- **What this task involves**
All lines in the data bearing the string "annotation" should be identified and copied.

— begin Material to process —

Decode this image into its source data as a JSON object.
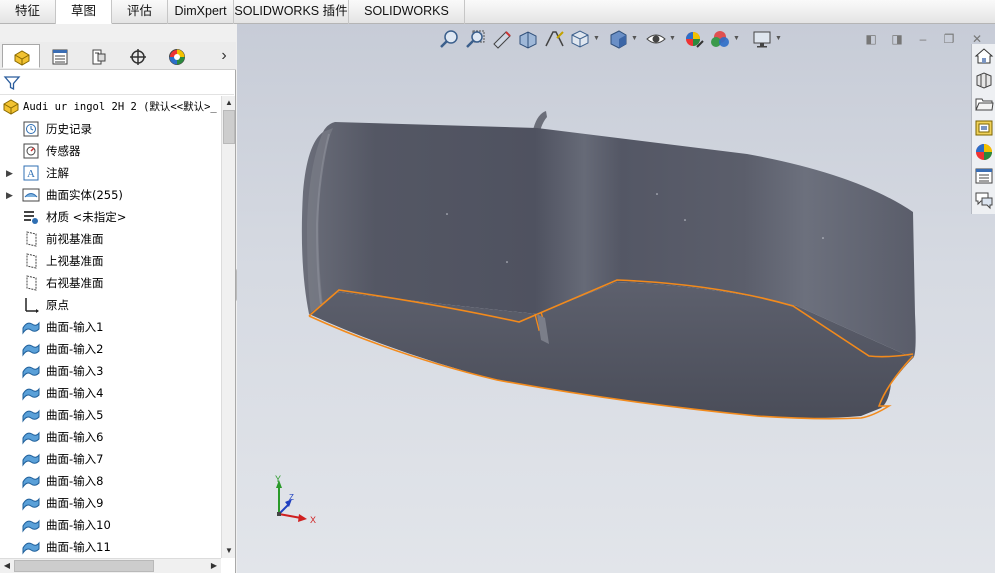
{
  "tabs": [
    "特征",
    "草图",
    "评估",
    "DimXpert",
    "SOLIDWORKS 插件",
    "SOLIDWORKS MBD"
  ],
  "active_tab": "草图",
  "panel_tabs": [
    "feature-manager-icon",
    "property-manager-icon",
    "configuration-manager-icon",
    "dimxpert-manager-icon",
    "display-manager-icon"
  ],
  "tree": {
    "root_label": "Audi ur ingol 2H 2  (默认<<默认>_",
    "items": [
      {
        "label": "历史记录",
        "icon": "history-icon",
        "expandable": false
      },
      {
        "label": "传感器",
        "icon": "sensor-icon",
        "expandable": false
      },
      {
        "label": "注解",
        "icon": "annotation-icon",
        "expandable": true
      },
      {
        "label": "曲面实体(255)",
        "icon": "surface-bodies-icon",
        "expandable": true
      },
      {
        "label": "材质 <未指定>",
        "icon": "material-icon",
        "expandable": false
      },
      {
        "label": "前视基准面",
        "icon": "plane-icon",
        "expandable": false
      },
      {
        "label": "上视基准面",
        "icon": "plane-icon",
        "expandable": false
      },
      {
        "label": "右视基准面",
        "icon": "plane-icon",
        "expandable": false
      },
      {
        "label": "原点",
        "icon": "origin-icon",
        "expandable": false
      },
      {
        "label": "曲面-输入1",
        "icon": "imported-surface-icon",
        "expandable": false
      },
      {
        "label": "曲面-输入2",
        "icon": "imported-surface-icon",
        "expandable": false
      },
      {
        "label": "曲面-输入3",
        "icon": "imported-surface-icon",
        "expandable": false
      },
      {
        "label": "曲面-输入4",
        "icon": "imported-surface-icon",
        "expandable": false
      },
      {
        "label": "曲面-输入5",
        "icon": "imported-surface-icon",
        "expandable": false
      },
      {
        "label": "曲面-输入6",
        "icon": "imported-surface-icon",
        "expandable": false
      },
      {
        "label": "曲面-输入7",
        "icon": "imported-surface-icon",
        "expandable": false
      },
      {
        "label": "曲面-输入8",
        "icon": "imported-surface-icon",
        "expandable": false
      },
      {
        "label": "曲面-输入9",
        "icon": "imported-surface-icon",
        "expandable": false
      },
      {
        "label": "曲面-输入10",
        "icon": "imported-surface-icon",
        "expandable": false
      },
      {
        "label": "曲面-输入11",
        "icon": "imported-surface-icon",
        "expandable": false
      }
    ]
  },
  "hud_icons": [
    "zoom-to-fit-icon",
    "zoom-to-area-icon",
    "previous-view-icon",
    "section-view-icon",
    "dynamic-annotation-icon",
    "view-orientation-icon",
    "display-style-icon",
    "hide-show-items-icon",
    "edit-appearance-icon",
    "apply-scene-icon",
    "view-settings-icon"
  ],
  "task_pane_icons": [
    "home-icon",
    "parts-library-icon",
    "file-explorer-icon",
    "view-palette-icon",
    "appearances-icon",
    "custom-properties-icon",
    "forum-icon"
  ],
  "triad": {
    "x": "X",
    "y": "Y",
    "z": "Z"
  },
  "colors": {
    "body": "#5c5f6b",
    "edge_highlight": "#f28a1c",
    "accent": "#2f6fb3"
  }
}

— end Material to process —
— begin Material to process —

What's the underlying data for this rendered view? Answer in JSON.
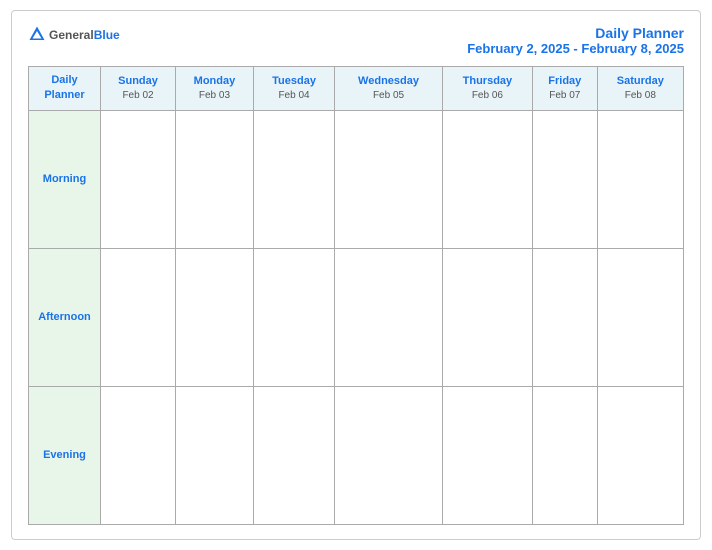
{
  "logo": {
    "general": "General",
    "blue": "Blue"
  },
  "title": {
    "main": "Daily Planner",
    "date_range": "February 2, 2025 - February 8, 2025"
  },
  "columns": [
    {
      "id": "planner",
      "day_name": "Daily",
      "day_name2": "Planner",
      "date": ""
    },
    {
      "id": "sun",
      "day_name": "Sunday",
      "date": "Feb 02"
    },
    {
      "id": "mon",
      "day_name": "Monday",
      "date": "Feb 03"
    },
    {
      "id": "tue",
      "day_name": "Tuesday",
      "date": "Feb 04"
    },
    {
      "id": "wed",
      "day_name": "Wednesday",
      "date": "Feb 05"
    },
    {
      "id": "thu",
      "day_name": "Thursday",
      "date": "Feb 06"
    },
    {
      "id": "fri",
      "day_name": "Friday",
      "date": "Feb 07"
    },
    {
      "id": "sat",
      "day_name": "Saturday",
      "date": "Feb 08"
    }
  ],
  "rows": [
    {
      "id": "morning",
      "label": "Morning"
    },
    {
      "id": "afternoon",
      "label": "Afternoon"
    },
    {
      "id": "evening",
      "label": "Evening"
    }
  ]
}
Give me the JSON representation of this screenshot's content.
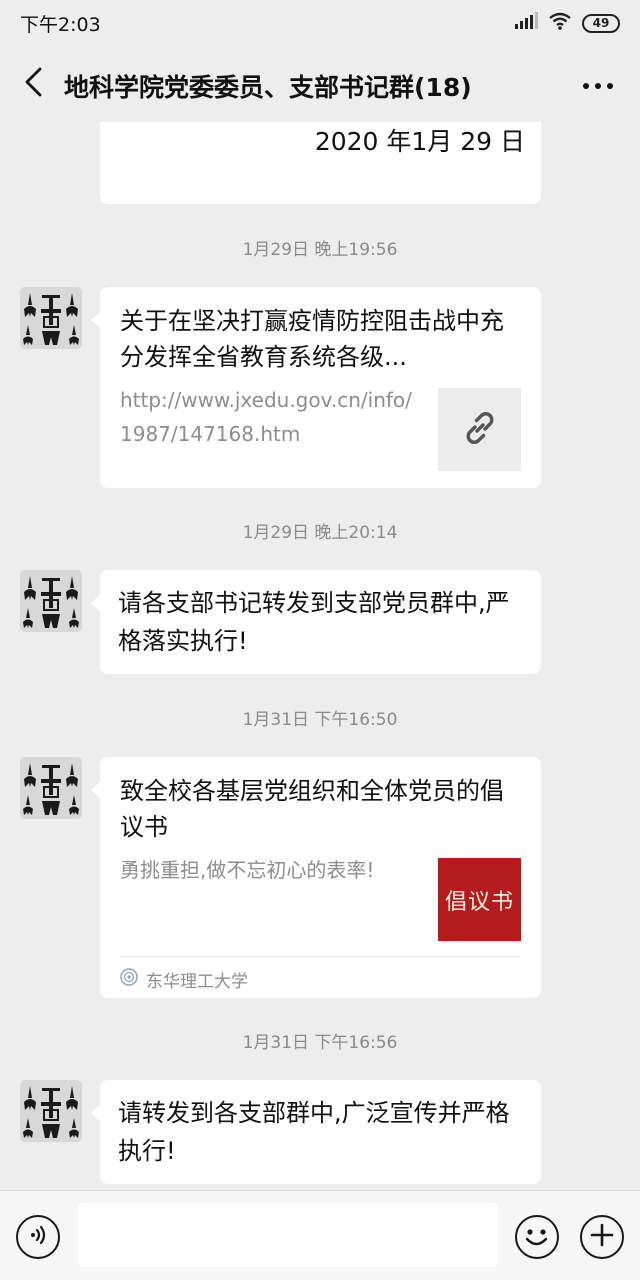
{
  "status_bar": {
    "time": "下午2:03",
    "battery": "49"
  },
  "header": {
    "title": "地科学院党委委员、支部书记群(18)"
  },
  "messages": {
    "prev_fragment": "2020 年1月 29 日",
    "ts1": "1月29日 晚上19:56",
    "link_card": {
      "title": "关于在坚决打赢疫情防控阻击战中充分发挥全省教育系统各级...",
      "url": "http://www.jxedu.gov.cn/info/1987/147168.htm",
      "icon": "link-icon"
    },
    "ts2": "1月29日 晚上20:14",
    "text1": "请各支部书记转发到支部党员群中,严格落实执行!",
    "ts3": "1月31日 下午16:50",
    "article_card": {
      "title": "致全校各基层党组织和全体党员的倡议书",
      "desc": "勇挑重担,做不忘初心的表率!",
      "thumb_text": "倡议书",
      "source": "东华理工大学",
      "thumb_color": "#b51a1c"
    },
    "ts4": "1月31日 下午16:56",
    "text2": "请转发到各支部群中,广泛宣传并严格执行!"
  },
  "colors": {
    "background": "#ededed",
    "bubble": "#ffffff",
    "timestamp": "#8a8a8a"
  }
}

— end Material to process —
— begin Material to process —

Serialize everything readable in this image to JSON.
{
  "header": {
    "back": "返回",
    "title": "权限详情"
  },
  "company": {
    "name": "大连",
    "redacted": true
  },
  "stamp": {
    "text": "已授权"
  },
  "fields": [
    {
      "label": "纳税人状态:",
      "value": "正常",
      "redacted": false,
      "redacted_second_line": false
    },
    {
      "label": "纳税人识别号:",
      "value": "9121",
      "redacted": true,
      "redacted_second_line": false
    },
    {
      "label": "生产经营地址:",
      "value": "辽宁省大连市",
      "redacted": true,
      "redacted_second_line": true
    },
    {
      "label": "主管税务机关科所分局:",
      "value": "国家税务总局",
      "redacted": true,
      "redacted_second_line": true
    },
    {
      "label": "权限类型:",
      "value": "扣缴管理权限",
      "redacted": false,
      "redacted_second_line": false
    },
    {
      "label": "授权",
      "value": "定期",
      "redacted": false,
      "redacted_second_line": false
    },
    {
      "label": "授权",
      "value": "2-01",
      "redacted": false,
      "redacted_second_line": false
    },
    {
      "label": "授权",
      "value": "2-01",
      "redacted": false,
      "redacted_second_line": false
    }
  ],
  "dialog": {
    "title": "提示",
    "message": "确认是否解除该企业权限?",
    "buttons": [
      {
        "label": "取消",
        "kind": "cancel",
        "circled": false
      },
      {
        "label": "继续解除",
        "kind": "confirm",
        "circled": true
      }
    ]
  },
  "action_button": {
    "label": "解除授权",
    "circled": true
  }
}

— end Material to process —

- **Exercise solution**
        "icon": "annotation-icon",
    "dynamic-annotation-icon",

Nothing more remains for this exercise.